• _Supplied entries_
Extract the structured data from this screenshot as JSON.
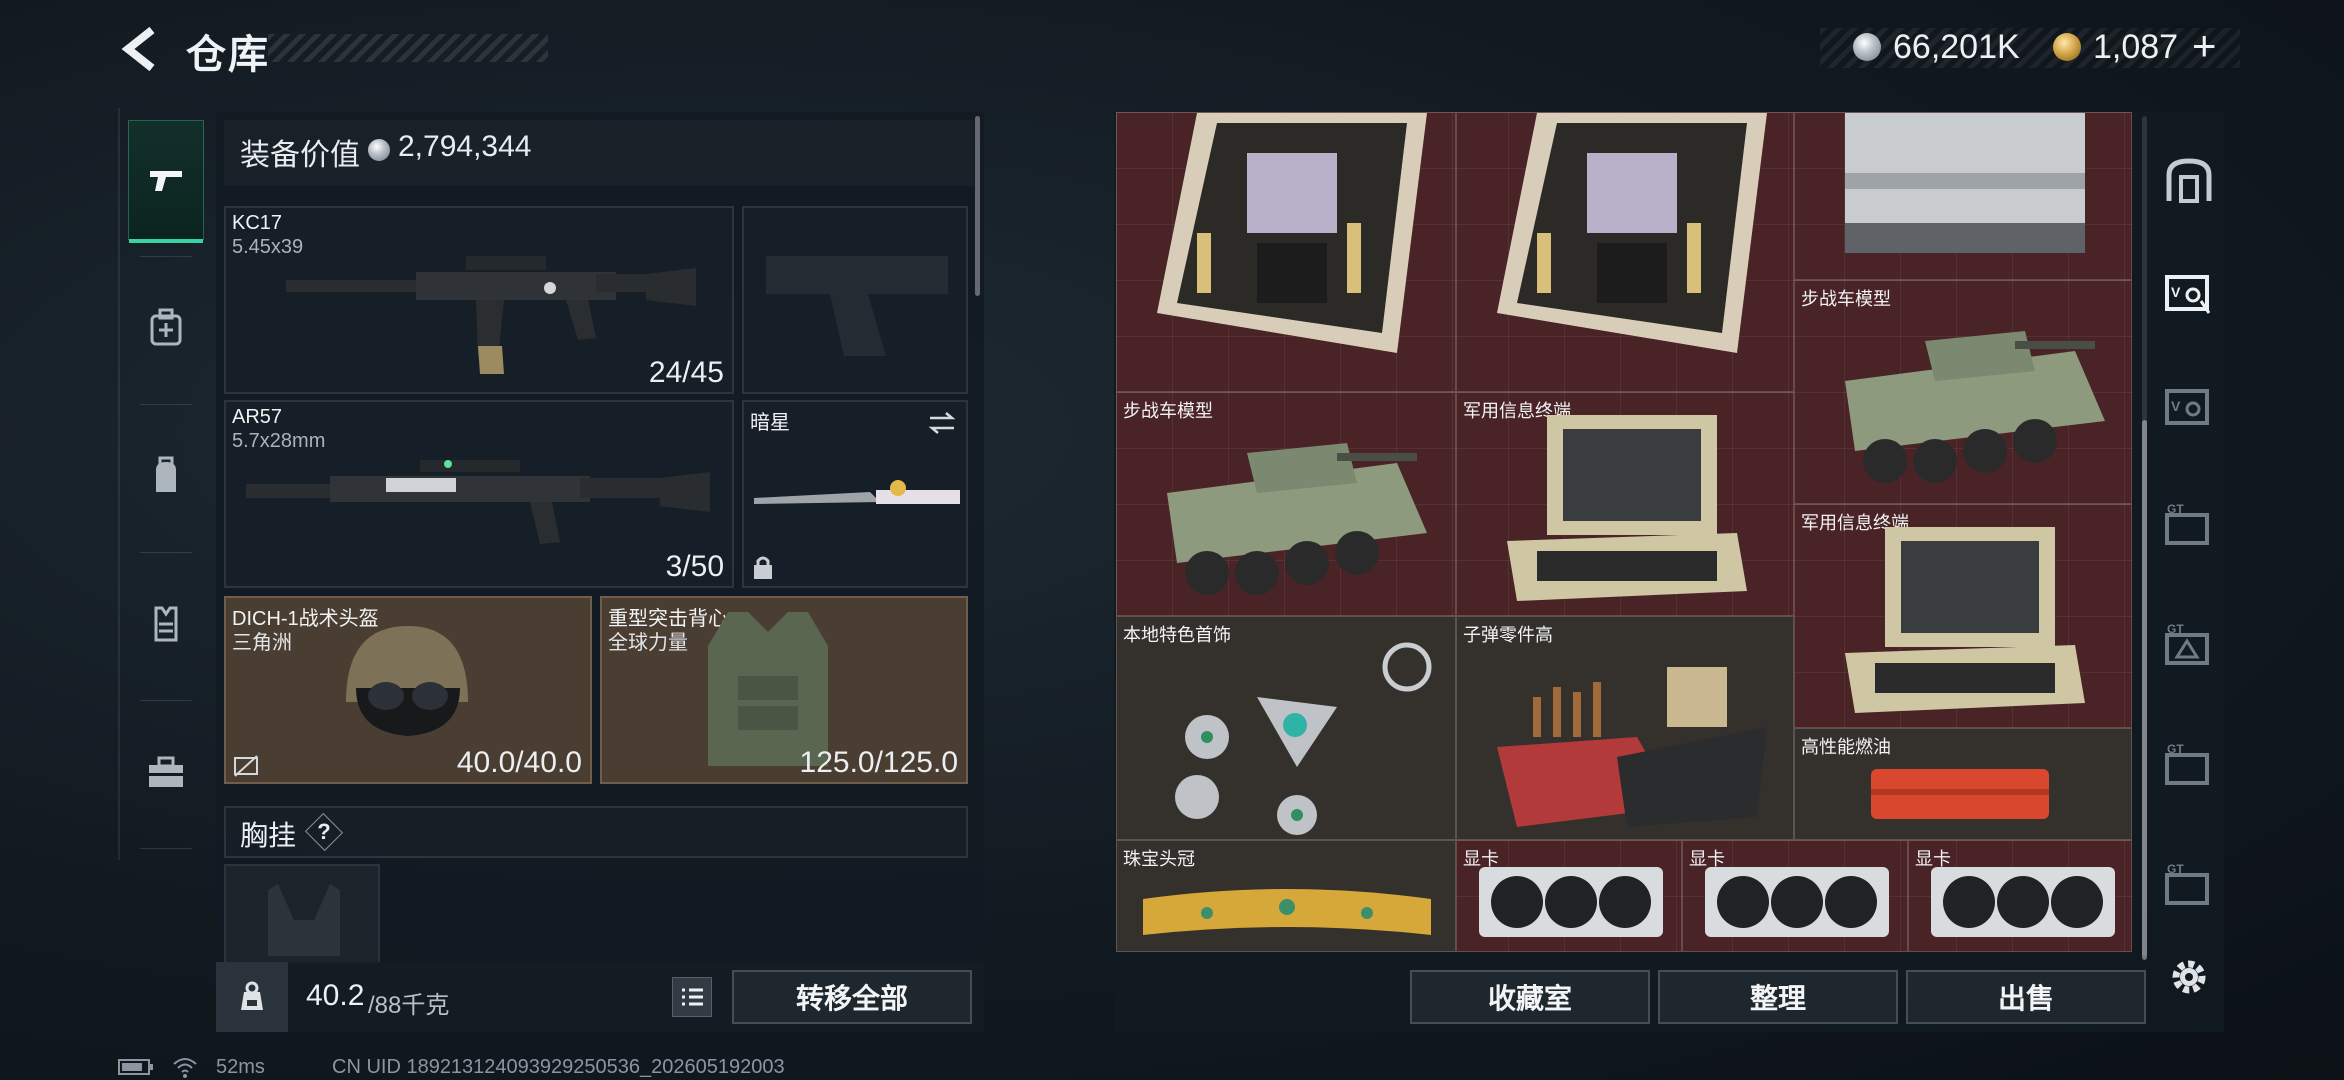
{
  "header": {
    "title": "仓库",
    "currency_silver": "66,201K",
    "currency_gold": "1,087",
    "add_symbol": "+"
  },
  "equipment": {
    "value_label": "装备价值",
    "value_amount": "2,794,344",
    "primary_weapon": {
      "name": "KC17",
      "caliber": "5.45x39",
      "ammo": "24/45"
    },
    "secondary_weapon": {
      "name": "AR57",
      "caliber": "5.7x28mm",
      "ammo": "3/50"
    },
    "melee": {
      "name": "暗星"
    },
    "helmet": {
      "name": "DICH-1战术头盔",
      "origin": "三角洲",
      "durability": "40.0/40.0"
    },
    "armor": {
      "name": "重型突击背心",
      "origin": "全球力量",
      "durability": "125.0/125.0"
    },
    "chest_rig_label": "胸挂",
    "chest_rig_help": "?"
  },
  "footer_left": {
    "weight_value": "40.2",
    "weight_max": "/88千克",
    "transfer_all_label": "转移全部"
  },
  "storage": {
    "items": [
      {
        "label": "步战车模型"
      },
      {
        "label": "步战车模型"
      },
      {
        "label": "军用信息终端"
      },
      {
        "label": "军用信息终端"
      },
      {
        "label": "本地特色首饰"
      },
      {
        "label": "子弹零件高"
      },
      {
        "label": "高性能燃油"
      },
      {
        "label": "珠宝头冠"
      },
      {
        "label": "显卡"
      },
      {
        "label": "显卡"
      },
      {
        "label": "显卡"
      }
    ]
  },
  "footer_right": {
    "collection_label": "收藏室",
    "organize_label": "整理",
    "sell_label": "出售"
  },
  "status": {
    "ping": "52ms",
    "uid": "CN UID 189213124093929250536_202605192003"
  },
  "colors": {
    "accent_green": "#38d3a2",
    "grid_red": "#4a2327",
    "panel_dark": "#121a22"
  }
}
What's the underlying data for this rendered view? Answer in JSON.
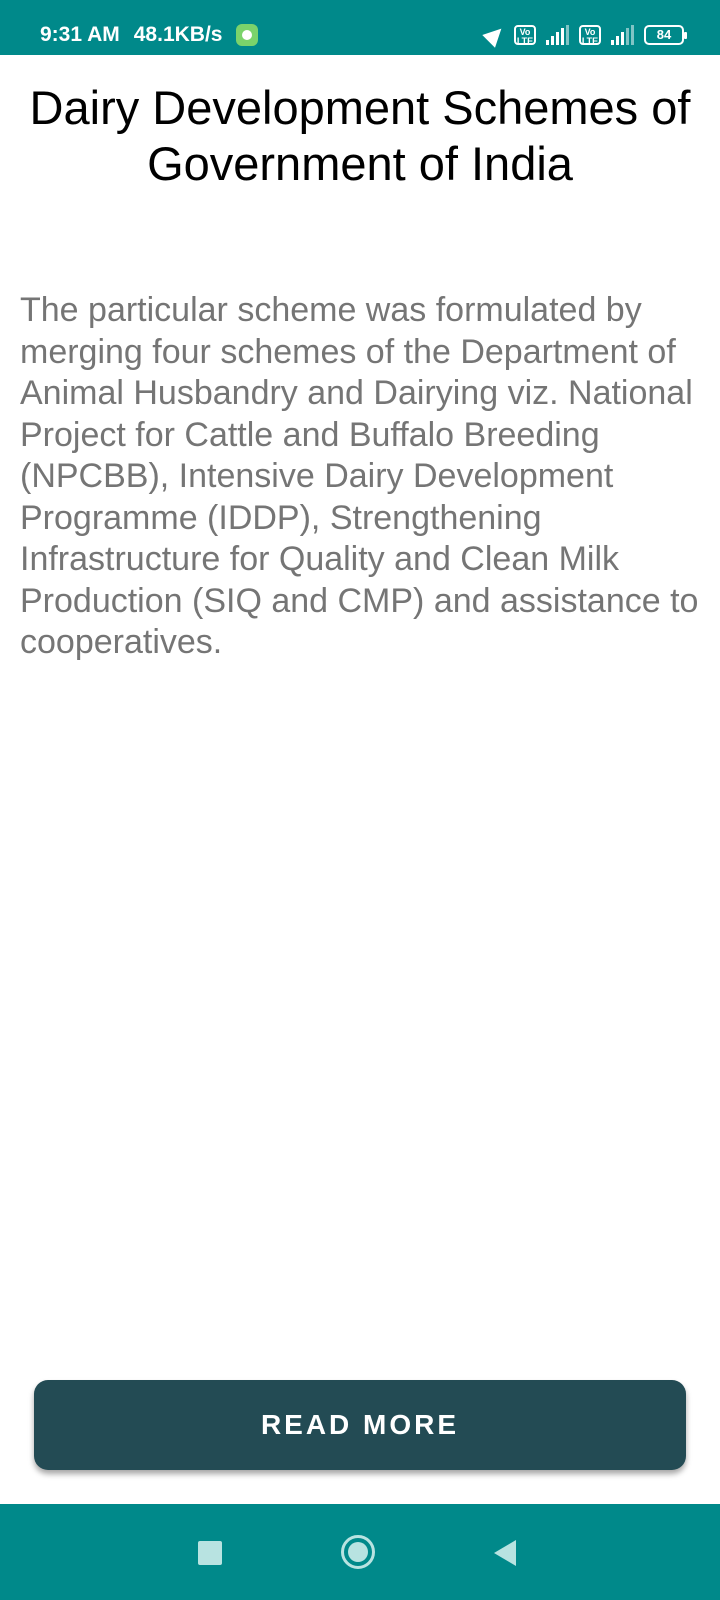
{
  "status_bar": {
    "time": "9:31 AM",
    "network_speed": "48.1KB/s",
    "network_type": "4G",
    "volte_label": "Vo LTE",
    "battery": "84",
    "icons": [
      "app-notification-icon",
      "location-arrow-icon",
      "volte-icon",
      "signal-icon",
      "battery-icon"
    ]
  },
  "page": {
    "title": "Dairy Development Schemes of Government of India",
    "description": "The particular scheme was formulated by merging four schemes of the Department of Animal Husbandry and Dairying viz. National Project for Cattle and Buffalo Breeding (NPCBB), Intensive Dairy Development Programme (IDDP), Strengthening Infrastructure for Quality and Clean Milk Production (SIQ and CMP) and assistance to cooperatives.",
    "read_more_label": "READ MORE"
  },
  "nav_bar": {
    "icons": [
      "recents-square-icon",
      "home-circle-icon",
      "back-triangle-icon"
    ]
  },
  "colors": {
    "status_bar": "#00898a",
    "nav_bar": "#00898a",
    "button_bg": "#234b54",
    "body_text": "#757575",
    "title_text": "#000000"
  }
}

• _What is asked_
Reproduce the records verbatim, omitting all images they contain.

• _Task answer_
Extract the structured data from this screenshot as JSON.
{
  "header": {
    "title": "仓库",
    "currency_silver": "66,201K",
    "currency_gold": "1,087",
    "add_symbol": "+"
  },
  "equipment": {
    "value_label": "装备价值",
    "value_amount": "2,794,344",
    "primary_weapon": {
      "name": "KC17",
      "caliber": "5.45x39",
      "ammo": "24/45"
    },
    "secondary_weapon": {
      "name": "AR57",
      "caliber": "5.7x28mm",
      "ammo": "3/50"
    },
    "melee": {
      "name": "暗星"
    },
    "helmet": {
      "name": "DICH-1战术头盔",
      "origin": "三角洲",
      "durability": "40.0/40.0"
    },
    "armor": {
      "name": "重型突击背心",
      "origin": "全球力量",
      "durability": "125.0/125.0"
    },
    "chest_rig_label": "胸挂",
    "chest_rig_help": "?"
  },
  "footer_left": {
    "weight_value": "40.2",
    "weight_max": "/88千克",
    "transfer_all_label": "转移全部"
  },
  "storage": {
    "items": [
      {
        "label": "步战车模型"
      },
      {
        "label": "步战车模型"
      },
      {
        "label": "军用信息终端"
      },
      {
        "label": "军用信息终端"
      },
      {
        "label": "本地特色首饰"
      },
      {
        "label": "子弹零件高"
      },
      {
        "label": "高性能燃油"
      },
      {
        "label": "珠宝头冠"
      },
      {
        "label": "显卡"
      },
      {
        "label": "显卡"
      },
      {
        "label": "显卡"
      }
    ]
  },
  "footer_right": {
    "collection_label": "收藏室",
    "organize_label": "整理",
    "sell_label": "出售"
  },
  "status": {
    "ping": "52ms",
    "uid": "CN UID 189213124093929250536_202605192003"
  },
  "colors": {
    "accent_green": "#38d3a2",
    "grid_red": "#4a2327",
    "panel_dark": "#121a22"
  }
}
What's the underlying data for this rendered view? Answer in JSON.
{
  "status_bar": {
    "time": "9:31 AM",
    "network_speed": "48.1KB/s",
    "network_type": "4G",
    "volte_label": "Vo LTE",
    "battery": "84",
    "icons": [
      "app-notification-icon",
      "location-arrow-icon",
      "volte-icon",
      "signal-icon",
      "battery-icon"
    ]
  },
  "page": {
    "title": "Dairy Development Schemes of Government of India",
    "description": "The particular scheme was formulated by merging four schemes of the Department of Animal Husbandry and Dairying viz. National Project for Cattle and Buffalo Breeding (NPCBB), Intensive Dairy Development Programme (IDDP), Strengthening Infrastructure for Quality and Clean Milk Production (SIQ and CMP) and assistance to cooperatives.",
    "read_more_label": "READ MORE"
  },
  "nav_bar": {
    "icons": [
      "recents-square-icon",
      "home-circle-icon",
      "back-triangle-icon"
    ]
  },
  "colors": {
    "status_bar": "#00898a",
    "nav_bar": "#00898a",
    "button_bg": "#234b54",
    "body_text": "#757575",
    "title_text": "#000000"
  }
}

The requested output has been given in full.